Recorded data:
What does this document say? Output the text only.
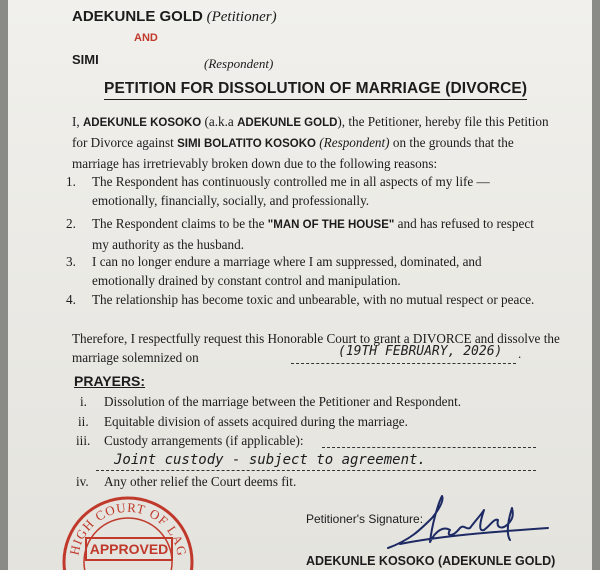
ADEKUNLE GOLD (Petitioner)
AND
SIMI	(Respondent)
PETITION FOR DISSOLUTION OF MARRIAGE (DIVORCE)
I, ADEKUNLE KOSOKO (a.k.a ADEKUNLE GOLD), the Petitioner, hereby file this Petition for Divorce against SIMI BOLATITO KOSOKO (Respondent) on the grounds that the marriage has irretrievably broken down due to the following reasons:
1. The Respondent has continuously controlled me in all aspects of my life — emotionally, financially, socially, and professionally.
2. The Respondent claims to be the "MAN OF THE HOUSE" and has refused to respect my authority as the husband.
3. I can no longer endure a marriage where I am suppressed, dominated, and emotionally drained by constant control and manipulation.
4. The relationship has become toxic and unbearable, with no mutual respect or peace.
Therefore, I respectfully request this Honorable Court to grant a DIVORCE and dissolve the marriage solemnized on	(19TH FEBRUARY, 2026) .
PRAYERS:
i. Dissolution of the marriage between the Petitioner and Respondent.
ii. Equitable division of assets acquired during the marriage.
iii. Custody arrangements (if applicable):
Joint custody - subject to agreement.
iv. Any other relief the Court deems fit.
HIGH COURT OF LAG
APPROVED
Petitioner's Signature:
ADEKUNLE KOSOKO (ADEKUNLE GOLD)
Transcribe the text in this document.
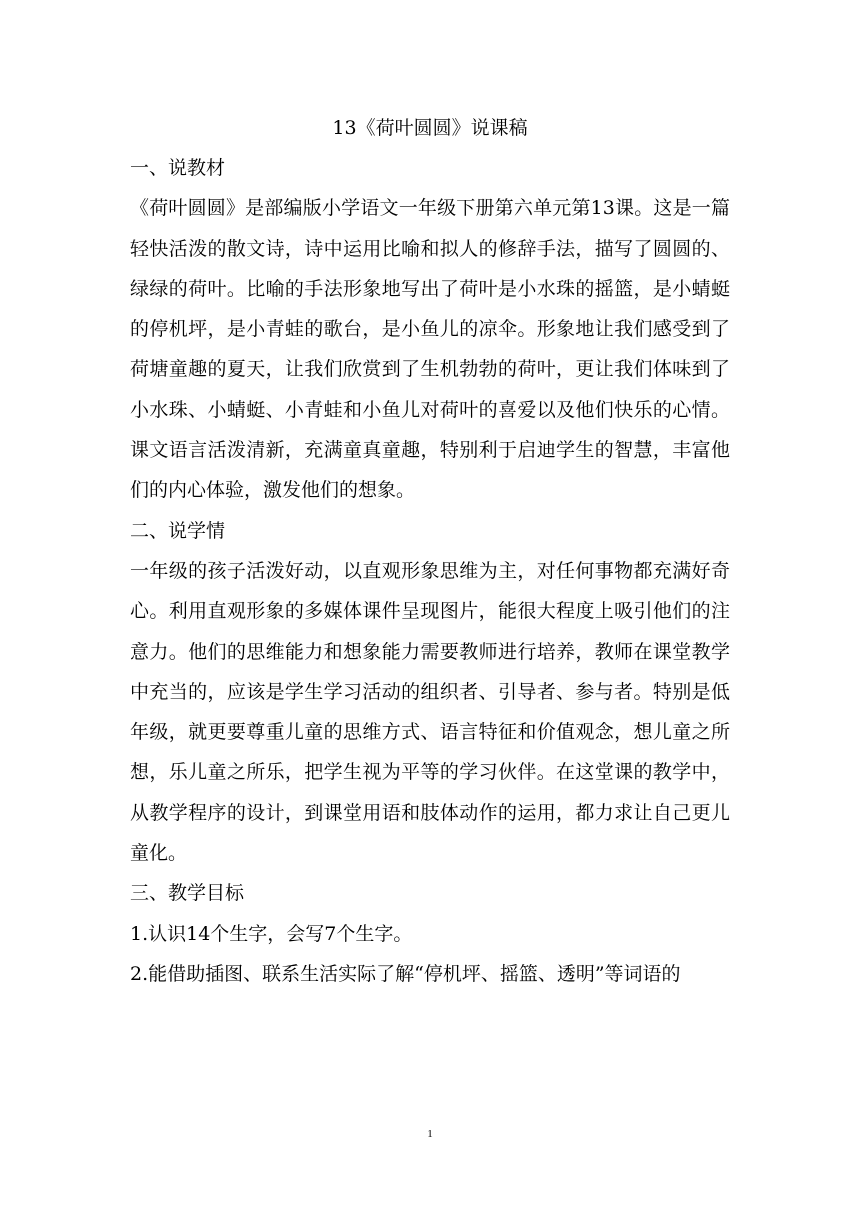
13《荷叶圆圆》说课稿

一、说教材

《荷叶圆圆》是部编版小学语文一年级下册第六单元第13课。这是一篇轻快活泼的散文诗，诗中运用比喻和拟人的修辞手法，描写了圆圆的、绿绿的荷叶。比喻的手法形象地写出了荷叶是小水珠的摇篮，是小蜻蜓的停机坪，是小青蛙的歌台，是小鱼儿的凉伞。形象地让我们感受到了荷塘童趣的夏天，让我们欣赏到了生机勃勃的荷叶，更让我们体味到了小水珠、小蜻蜓、小青蛙和小鱼儿对荷叶的喜爱以及他们快乐的心情。课文语言活泼清新，充满童真童趣，特别利于启迪学生的智慧，丰富他们的内心体验，激发他们的想象。

二、说学情

一年级的孩子活泼好动，以直观形象思维为主，对任何事物都充满好奇心。利用直观形象的多媒体课件呈现图片，能很大程度上吸引他们的注意力。他们的思维能力和想象能力需要教师进行培养，教师在课堂教学中充当的，应该是学生学习活动的组织者、引导者、参与者。特别是低年级，就更要尊重儿童的思维方式、语言特征和价值观念，想儿童之所想，乐儿童之所乐，把学生视为平等的学习伙伴。在这堂课的教学中，从教学程序的设计，到课堂用语和肢体动作的运用，都力求让自己更儿童化。

三、教学目标

1.认识14个生字，会写7个生字。

2.能借助插图、联系生活实际了解“停机坪、摇篮、透明”等词语的

1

#### EXERCISE TASK
Here the job is to quote the lines from the one with "Transcribe the text in this document." through the end of the material, both included, exactly; please skip the pictures.

#### CORRECT RESULT
Transcribe the text in this document.
13《荷叶圆圆》说课稿

一、说教材

《荷叶圆圆》是部编版小学语文一年级下册第六单元第13课。这是一篇轻快活泼的散文诗，诗中运用比喻和拟人的修辞手法，描写了圆圆的、绿绿的荷叶。比喻的手法形象地写出了荷叶是小水珠的摇篮，是小蜻蜓的停机坪，是小青蛙的歌台，是小鱼儿的凉伞。形象地让我们感受到了荷塘童趣的夏天，让我们欣赏到了生机勃勃的荷叶，更让我们体味到了小水珠、小蜻蜓、小青蛙和小鱼儿对荷叶的喜爱以及他们快乐的心情。课文语言活泼清新，充满童真童趣，特别利于启迪学生的智慧，丰富他们的内心体验，激发他们的想象。

二、说学情

一年级的孩子活泼好动，以直观形象思维为主，对任何事物都充满好奇心。利用直观形象的多媒体课件呈现图片，能很大程度上吸引他们的注意力。他们的思维能力和想象能力需要教师进行培养，教师在课堂教学中充当的，应该是学生学习活动的组织者、引导者、参与者。特别是低年级，就更要尊重儿童的思维方式、语言特征和价值观念，想儿童之所想，乐儿童之所乐，把学生视为平等的学习伙伴。在这堂课的教学中，从教学程序的设计，到课堂用语和肢体动作的运用，都力求让自己更儿童化。

三、教学目标

1.认识14个生字，会写7个生字。

2.能借助插图、联系生活实际了解“停机坪、摇篮、透明”等词语的

1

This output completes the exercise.